_WHAT YOU ARE ASKED TO DO:_ Produce a word-for-word copy of the listing below without its pictures.

═══ EXTRACTED MATERIAL

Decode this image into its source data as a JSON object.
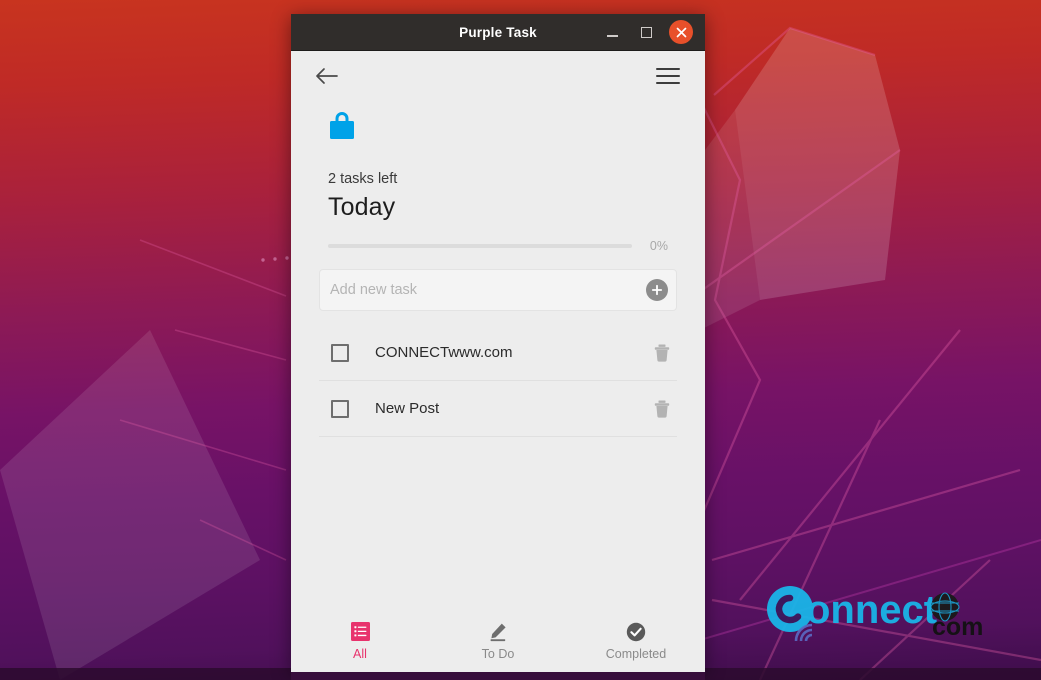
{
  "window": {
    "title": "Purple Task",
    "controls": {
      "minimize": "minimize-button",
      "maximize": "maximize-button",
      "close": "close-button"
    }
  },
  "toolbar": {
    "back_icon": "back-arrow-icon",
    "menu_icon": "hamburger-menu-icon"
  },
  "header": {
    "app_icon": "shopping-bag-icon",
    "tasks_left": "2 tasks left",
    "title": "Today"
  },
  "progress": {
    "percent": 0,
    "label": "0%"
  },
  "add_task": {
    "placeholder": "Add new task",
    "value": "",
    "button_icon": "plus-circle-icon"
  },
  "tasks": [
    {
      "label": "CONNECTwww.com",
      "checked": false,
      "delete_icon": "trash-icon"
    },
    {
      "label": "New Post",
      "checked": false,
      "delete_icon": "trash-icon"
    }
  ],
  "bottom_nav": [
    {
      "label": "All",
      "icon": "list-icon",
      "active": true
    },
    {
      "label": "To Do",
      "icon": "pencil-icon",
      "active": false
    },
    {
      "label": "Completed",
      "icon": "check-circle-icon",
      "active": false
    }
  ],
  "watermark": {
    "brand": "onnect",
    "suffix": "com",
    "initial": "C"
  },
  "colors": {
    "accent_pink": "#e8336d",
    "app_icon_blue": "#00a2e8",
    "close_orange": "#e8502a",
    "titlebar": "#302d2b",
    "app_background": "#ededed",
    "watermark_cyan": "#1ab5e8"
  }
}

══════

_EXERCISE RESPONSE:_
Decode this image into its source data as a JSON object.
{
  "window": {
    "title": "Purple Task",
    "controls": {
      "minimize": "minimize-button",
      "maximize": "maximize-button",
      "close": "close-button"
    }
  },
  "toolbar": {
    "back_icon": "back-arrow-icon",
    "menu_icon": "hamburger-menu-icon"
  },
  "header": {
    "app_icon": "shopping-bag-icon",
    "tasks_left": "2 tasks left",
    "title": "Today"
  },
  "progress": {
    "percent": 0,
    "label": "0%"
  },
  "add_task": {
    "placeholder": "Add new task",
    "value": "",
    "button_icon": "plus-circle-icon"
  },
  "tasks": [
    {
      "label": "CONNECTwww.com",
      "checked": false,
      "delete_icon": "trash-icon"
    },
    {
      "label": "New Post",
      "checked": false,
      "delete_icon": "trash-icon"
    }
  ],
  "bottom_nav": [
    {
      "label": "All",
      "icon": "list-icon",
      "active": true
    },
    {
      "label": "To Do",
      "icon": "pencil-icon",
      "active": false
    },
    {
      "label": "Completed",
      "icon": "check-circle-icon",
      "active": false
    }
  ],
  "watermark": {
    "brand": "onnect",
    "suffix": "com",
    "initial": "C"
  },
  "colors": {
    "accent_pink": "#e8336d",
    "app_icon_blue": "#00a2e8",
    "close_orange": "#e8502a",
    "titlebar": "#302d2b",
    "app_background": "#ededed",
    "watermark_cyan": "#1ab5e8"
  }
}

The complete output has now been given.